Problem to solve: Looking at the listing, state how many of its lines contain the string "text". Write only the number.

** START OF Record set **

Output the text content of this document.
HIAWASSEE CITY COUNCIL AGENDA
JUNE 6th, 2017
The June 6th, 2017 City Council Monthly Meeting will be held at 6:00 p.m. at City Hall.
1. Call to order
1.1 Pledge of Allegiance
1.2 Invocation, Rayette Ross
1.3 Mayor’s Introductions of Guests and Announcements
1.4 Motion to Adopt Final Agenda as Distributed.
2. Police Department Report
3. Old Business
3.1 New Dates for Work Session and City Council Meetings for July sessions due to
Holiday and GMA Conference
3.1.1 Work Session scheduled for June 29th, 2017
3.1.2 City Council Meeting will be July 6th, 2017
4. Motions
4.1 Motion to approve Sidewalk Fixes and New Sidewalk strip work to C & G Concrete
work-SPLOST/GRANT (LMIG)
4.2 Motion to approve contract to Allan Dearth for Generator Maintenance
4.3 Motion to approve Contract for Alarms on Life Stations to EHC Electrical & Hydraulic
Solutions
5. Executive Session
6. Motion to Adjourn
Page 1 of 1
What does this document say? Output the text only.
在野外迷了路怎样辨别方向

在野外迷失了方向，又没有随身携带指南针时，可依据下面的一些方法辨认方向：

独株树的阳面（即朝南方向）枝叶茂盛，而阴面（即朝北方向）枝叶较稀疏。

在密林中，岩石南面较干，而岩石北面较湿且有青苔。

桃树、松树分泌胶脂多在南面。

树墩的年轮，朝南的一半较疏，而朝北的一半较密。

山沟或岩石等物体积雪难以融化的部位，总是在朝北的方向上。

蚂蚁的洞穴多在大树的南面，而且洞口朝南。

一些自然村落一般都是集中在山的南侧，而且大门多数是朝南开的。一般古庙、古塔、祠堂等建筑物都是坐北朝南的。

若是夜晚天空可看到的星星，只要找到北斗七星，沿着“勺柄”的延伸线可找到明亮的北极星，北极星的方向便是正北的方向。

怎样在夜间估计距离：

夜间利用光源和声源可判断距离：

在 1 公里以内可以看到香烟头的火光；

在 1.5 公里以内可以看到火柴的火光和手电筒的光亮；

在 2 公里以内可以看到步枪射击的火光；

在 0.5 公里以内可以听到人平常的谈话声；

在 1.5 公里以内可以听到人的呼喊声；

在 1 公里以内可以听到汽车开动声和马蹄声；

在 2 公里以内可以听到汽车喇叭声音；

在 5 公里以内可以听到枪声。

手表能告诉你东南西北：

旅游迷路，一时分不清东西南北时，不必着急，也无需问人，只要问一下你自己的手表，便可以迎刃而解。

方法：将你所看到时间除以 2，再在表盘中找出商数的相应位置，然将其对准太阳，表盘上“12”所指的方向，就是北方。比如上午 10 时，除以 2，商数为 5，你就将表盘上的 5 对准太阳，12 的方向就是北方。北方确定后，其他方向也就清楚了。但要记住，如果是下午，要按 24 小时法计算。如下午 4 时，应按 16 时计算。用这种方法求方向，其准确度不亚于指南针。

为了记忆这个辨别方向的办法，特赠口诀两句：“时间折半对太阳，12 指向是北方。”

** END OF Record set **

Full output: 2